─── RECORD SET ───

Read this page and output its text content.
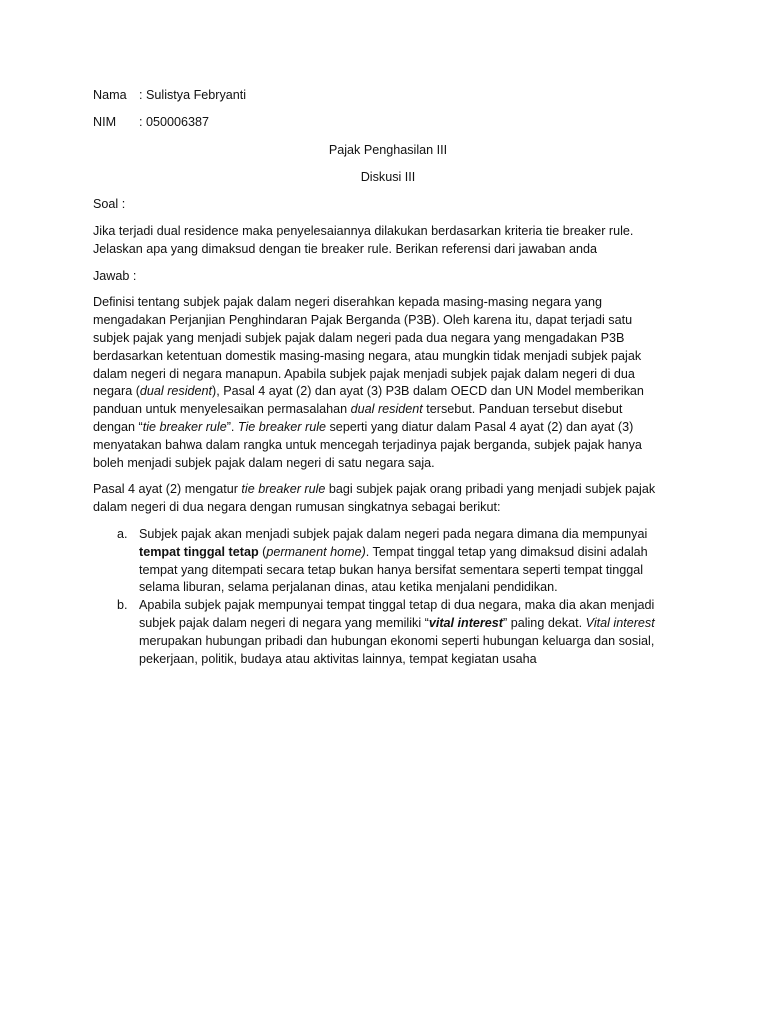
Nama : Sulistya Febryanti
NIM	: 050006387
Pajak Penghasilan III
Diskusi III

Soal :

Jika terjadi dual residence maka penyelesaiannya dilakukan berdasarkan kriteria tie breaker rule.
Jelaskan apa yang dimaksud dengan tie breaker rule. Berikan referensi dari jawaban anda

Jawab :

Definisi tentang subjek pajak dalam negeri diserahkan kepada masing-masing negara yang
mengadakan Perjanjian Penghindaran Pajak Berganda (P3B). Oleh karena itu, dapat terjadi satu
subjek pajak yang menjadi subjek pajak dalam negeri pada dua negara yang mengadakan P3B
berdasarkan ketentuan domestik masing-masing negara, atau mungkin tidak menjadi subjek pajak
dalam negeri di negara manapun. Apabila subjek pajak menjadi subjek pajak dalam negeri di dua
negara (dual resident), Pasal 4 ayat (2) dan ayat (3) P3B dalam OECD dan UN Model memberikan
panduan untuk menyelesaikan permasalahan dual resident tersebut. Panduan tersebut disebut
dengan “tie breaker rule”. Tie breaker rule seperti yang diatur dalam Pasal 4 ayat (2) dan ayat (3)
menyatakan bahwa dalam rangka untuk mencegah terjadinya pajak berganda, subjek pajak hanya
boleh menjadi subjek pajak dalam negeri di satu negara saja.

Pasal 4 ayat (2) mengatur tie breaker rule bagi subjek pajak orang pribadi yang menjadi subjek pajak
dalam negeri di dua negara dengan rumusan singkatnya sebagai berikut:

a. Subjek pajak akan menjadi subjek pajak dalam negeri pada negara dimana dia mempunyai
tempat tinggal tetap (permanent home). Tempat tinggal tetap yang dimaksud disini adalah
tempat yang ditempati secara tetap bukan hanya bersifat sementara seperti tempat tinggal
selama liburan, selama perjalanan dinas, atau ketika menjalani pendidikan.
b. Apabila subjek pajak mempunyai tempat tinggal tetap di dua negara, maka dia akan menjadi
subjek pajak dalam negeri di negara yang memiliki “vital interest” paling dekat. Vital interest
merupakan hubungan pribadi dan hubungan ekonomi seperti hubungan keluarga dan sosial,
pekerjaan, politik, budaya atau aktivitas lainnya, tempat kegiatan usaha
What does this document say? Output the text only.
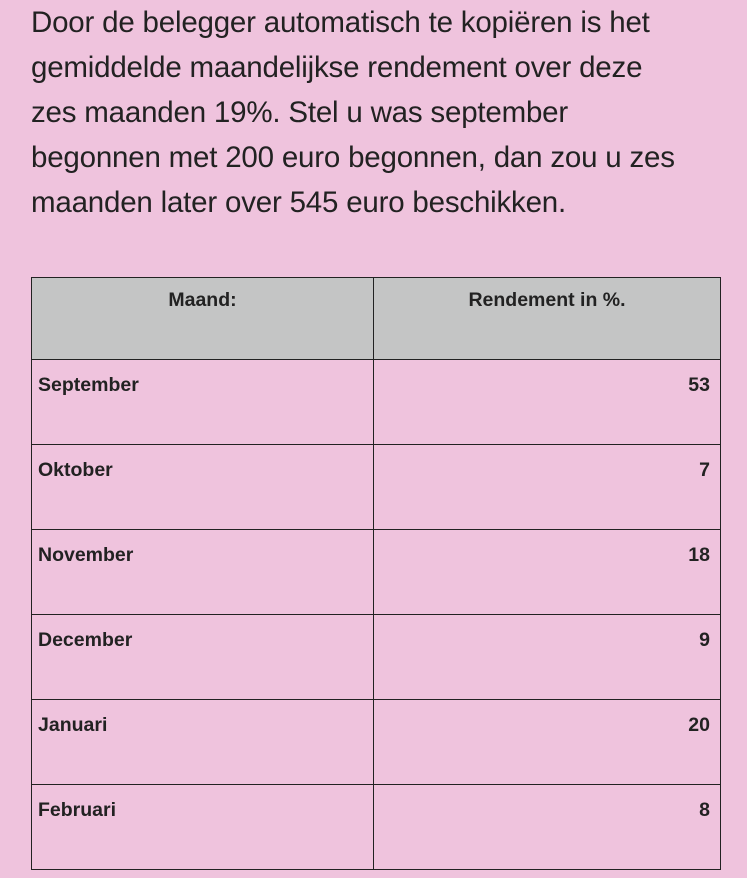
Door de belegger automatisch te kopiëren is het
gemiddelde maandelijkse rendement over deze
zes maanden 19%. Stel u was september
begonnen met 200 euro begonnen, dan zou u zes
maanden later over 545 euro beschikken.
Maand:	Rendement in %.
September	53
Oktober	7
November	18
December	9
Januari	20
Februari	8
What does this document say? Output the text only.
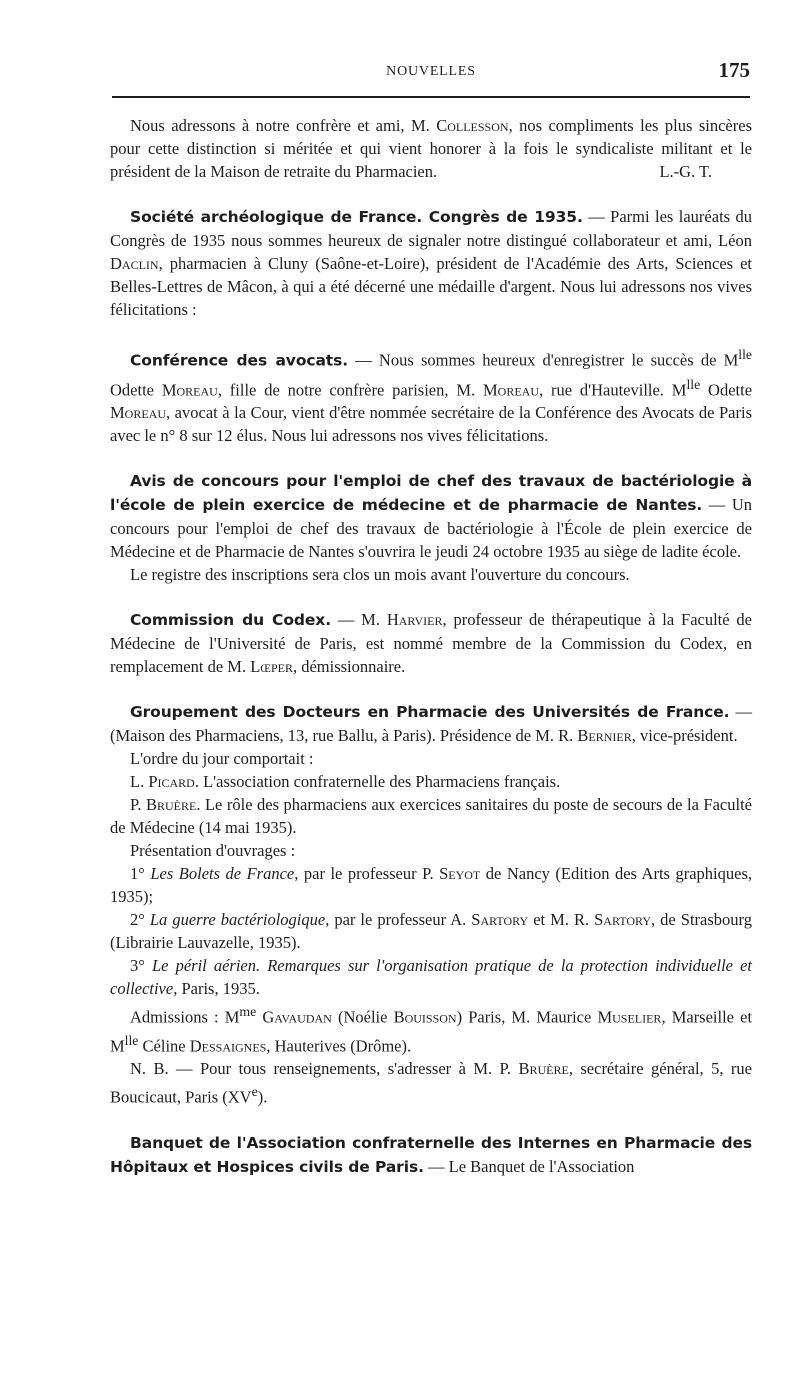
NOUVELLES	175

Nous adressons à notre confrère et ami, M. Collesson, nos compliments les plus sincères pour cette distinction si méritée et qui vient honorer à la fois le syndicaliste militant et le président de la Maison de retraite du Pharmacien.	L.-G. T.

Société archéologique de France. Congrès de 1935. — Parmi les lauréats du Congrès de 1935 nous sommes heureux de signaler notre distingué collaborateur et ami, Léon Daclin, pharmacien à Cluny (Saône-et-Loire), président de l'Académie des Arts, Sciences et Belles-Lettres de Mâcon, à qui a été décerné une médaille d'argent. Nous lui adressons nos vives félicitations :

Conférence des avocats. — Nous sommes heureux d'enregistrer le succès de $M^{lle}$ Odette Moreau, fille de notre confrère parisien, M. Moreau, rue d'Hauteville. $M^{lle}$ Odette Moreau, avocat à la Cour, vient d'être nommée secrétaire de la Conférence des Avocats de Paris avec le n° 8 sur 12 élus. Nous lui adressons nos vives félicitations.

Avis de concours pour l'emploi de chef des travaux de bactériologie à l'école de plein exercice de médecine et de pharmacie de Nantes. — Un concours pour l'emploi de chef des travaux de bactériologie à l'École de plein exercice de Médecine et de Pharmacie de Nantes s'ouvrira le jeudi 24 octobre 1935 au siège de ladite école.

Le registre des inscriptions sera clos un mois avant l'ouverture du concours.

Commission du Codex. — M. Harvier, professeur de thérapeutique à la Faculté de Médecine de l'Université de Paris, est nommé membre de la Commission du Codex, en remplacement de M. Lœper, démissionnaire.

Groupement des Docteurs en Pharmacie des Universités de France. — (Maison des Pharmaciens, 13, rue Ballu, à Paris). Présidence de M. R. Bernier, vice-président.

L'ordre du jour comportait :

L. Picard. L'association confraternelle des Pharmaciens français.

P. Bruère. Le rôle des pharmaciens aux exercices sanitaires du poste de secours de la Faculté de Médecine (14 mai 1935).

Présentation d'ouvrages :

1° Les Bolets de France, par le professeur P. Seyot de Nancy (Edition des Arts graphiques, 1935);

2° La guerre bactériologique, par le professeur A. Sartory et M. R. Sartory, de Strasbourg (Librairie Lauvazelle, 1935).

3° Le péril aérien. Remarques sur l'organisation pratique de la protection individuelle et collective, Paris, 1935.

Admissions : $M^{me}$ Gavaudan (Noélie Bouisson) Paris, M. Maurice Muselier, Marseille et $M^{lle}$ Céline Dessaignes, Hauterives (Drôme).

N. B. — Pour tous renseignements, s'adresser à M. P. Bruère, secrétaire général, 5, rue Boucicaut, Paris (XVe).

Banquet de l'Association confraternelle des Internes en Pharmacie des Hôpitaux et Hospices civils de Paris. — Le Banquet de l'Association
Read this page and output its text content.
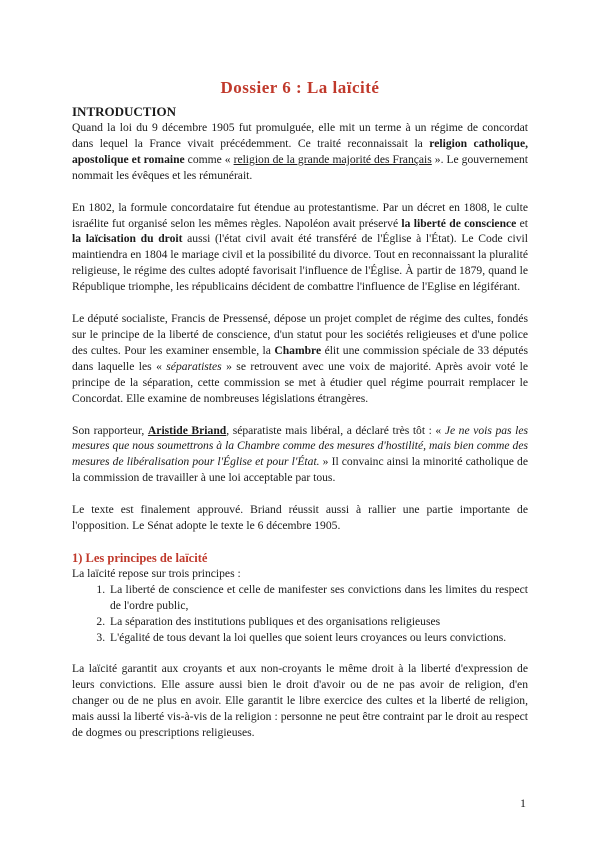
Dossier 6 : La laïcité
INTRODUCTION

Quand la loi du 9 décembre 1905 fut promulguée, elle mit un terme à un régime de concordat dans lequel la France vivait précédemment. Ce traité reconnaissait la religion catholique, apostolique et romaine comme « religion de la grande majorité des Français ». Le gouvernement nommait les évêques et les rémunérait.

En 1802, la formule concordataire fut étendue au protestantisme. Par un décret en 1808, le culte israélite fut organisé selon les mêmes règles. Napoléon avait préservé la liberté de conscience et la laïcisation du droit aussi (l'état civil avait été transféré de l'Église à l'État). Le Code civil maintiendra en 1804 le mariage civil et la possibilité du divorce. Tout en reconnaissant la pluralité religieuse, le régime des cultes adopté favorisait l'influence de l'Église. À partir de 1879, quand le République triomphe, les républicains décident de combattre l'influence de l'Eglise en légiférant.

Le député socialiste, Francis de Pressensé, dépose un projet complet de régime des cultes, fondés sur le principe de la liberté de conscience, d'un statut pour les sociétés religieuses et d'une police des cultes. Pour les examiner ensemble, la Chambre élit une commission spéciale de 33 députés dans laquelle les « séparatistes » se retrouvent avec une voix de majorité. Après avoir voté le principe de la séparation, cette commission se met à étudier quel régime pourrait remplacer le Concordat. Elle examine de nombreuses législations étrangères.

Son rapporteur, Aristide Briand, séparatiste mais libéral, a déclaré très tôt : « Je ne vois pas les mesures que nous soumettrons à la Chambre comme des mesures d'hostilité, mais bien comme des mesures de libéralisation pour l'Église et pour l'État. » Il convainc ainsi la minorité catholique de la commission de travailler à une loi acceptable par tous.

Le texte est finalement approuvé. Briand réussit aussi à rallier une partie importante de l'opposition. Le Sénat adopte le texte le 6 décembre 1905.

1) Les principes de laïcité

La laïcité repose sur trois principes :

1. La liberté de conscience et celle de manifester ses convictions dans les limites du respect de l'ordre public,
2. La séparation des institutions publiques et des organisations religieuses
3. L'égalité de tous devant la loi quelles que soient leurs croyances ou leurs convictions.

La laïcité garantit aux croyants et aux non-croyants le même droit à la liberté d'expression de leurs convictions. Elle assure aussi bien le droit d'avoir ou de ne pas avoir de religion, d'en changer ou de ne plus en avoir. Elle garantit le libre exercice des cultes et la liberté de religion, mais aussi la liberté vis-à-vis de la religion : personne ne peut être contraint par le droit au respect de dogmes ou prescriptions religieuses.

1
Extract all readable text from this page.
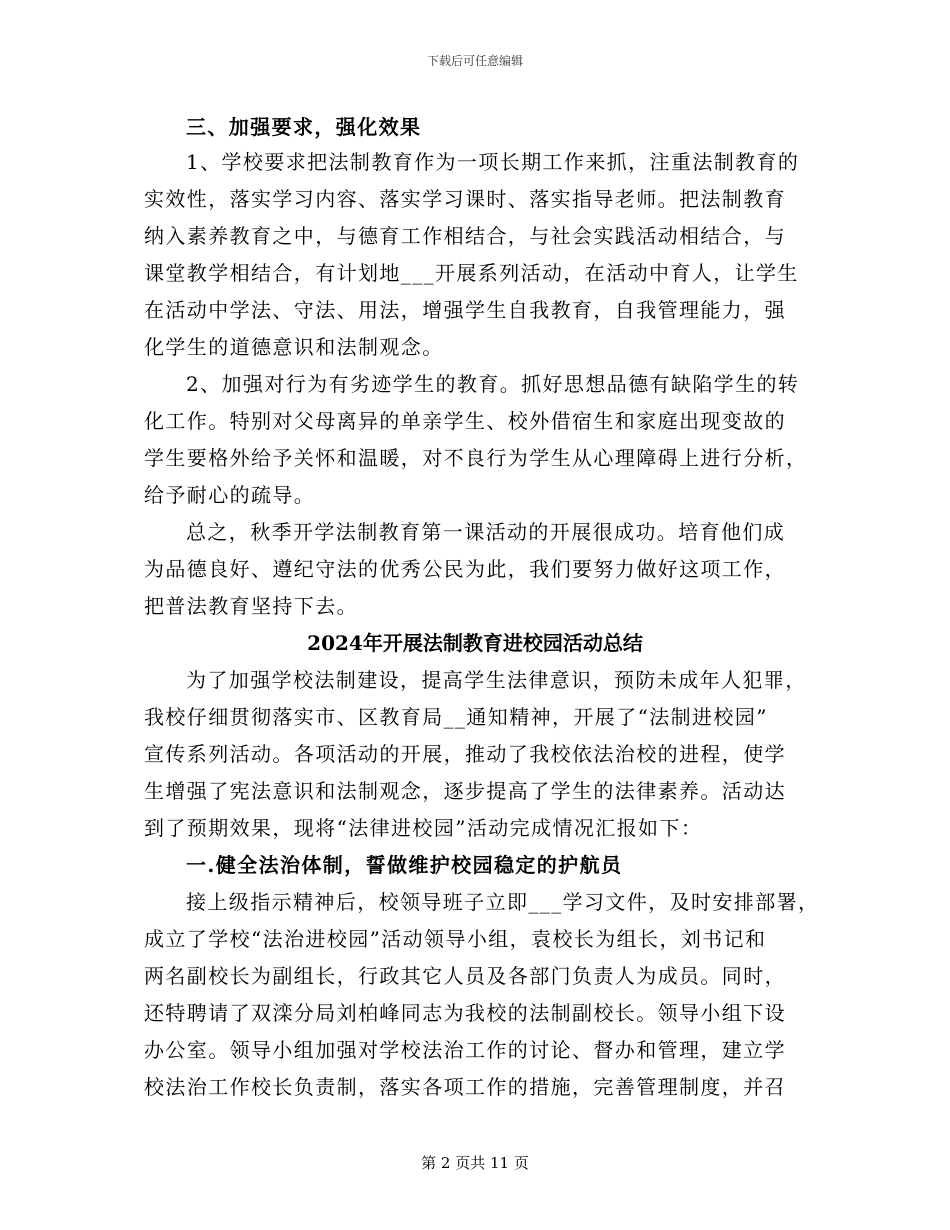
下载后可任意编辑
三、加强要求，强化效果
1、学校要求把法制教育作为一项长期工作来抓，注重法制教育的
实效性，落实学习内容、落实学习课时、落实指导老师。把法制教育
纳入素养教育之中，与德育工作相结合，与社会实践活动相结合，与
课堂教学相结合，有计划地___开展系列活动，在活动中育人，让学生
在活动中学法、守法、用法，增强学生自我教育，自我管理能力，强
化学生的道德意识和法制观念。
2、加强对行为有劣迹学生的教育。抓好思想品德有缺陷学生的转
化工作。特别对父母离异的单亲学生、校外借宿生和家庭出现变故的
学生要格外给予关怀和温暖，对不良行为学生从心理障碍上进行分析，
给予耐心的疏导。
总之，秋季开学法制教育第一课活动的开展很成功。培育他们成
为品德良好、遵纪守法的优秀公民为此，我们要努力做好这项工作，
把普法教育坚持下去。
2024年开展法制教育进校园活动总结
为了加强学校法制建设，提高学生法律意识，预防未成年人犯罪，
我校仔细贯彻落实市、区教育局__通知精神，开展了“法制进校园”
宣传系列活动。各项活动的开展，推动了我校依法治校的进程，使学
生增强了宪法意识和法制观念，逐步提高了学生的法律素养。活动达
到了预期效果，现将“法律进校园”活动完成情况汇报如下：
一.健全法治体制，誓做维护校园稳定的护航员
接上级指示精神后，校领导班子立即___学习文件，及时安排部署，
成立了学校“法治进校园”活动领导小组，袁校长为组长，刘书记和
两名副校长为副组长，行政其它人员及各部门负责人为成员。同时，
还特聘请了双滦分局刘柏峰同志为我校的法制副校长。领导小组下设
办公室。领导小组加强对学校法治工作的讨论、督办和管理，建立学
校法治工作校长负责制，落实各项工作的措施，完善管理制度，并召
第 2 页共 11 页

───

[EXERCISE AIM]: Using the listing above, gather each line that holds the string "catholique" and copy it.

[RESULT]:
Quand la loi du 9 décembre 1905 fut promulguée, elle mit un terme à un régime de concordat dans lequel la France vivait précédemment. Ce traité reconnaissait la religion catholique, apostolique et romaine comme « religion de la grande majorité des Français ». Le gouvernement nommait les évêques et les rémunérait.
Son rapporteur, Aristide Briand, séparatiste mais libéral, a déclaré très tôt : « Je ne vois pas les mesures que nous soumettrons à la Chambre comme des mesures d'hostilité, mais bien comme des mesures de libéralisation pour l'Église et pour l'État. » Il convainc ainsi la minorité catholique de la commission de travailler à une loi acceptable par tous.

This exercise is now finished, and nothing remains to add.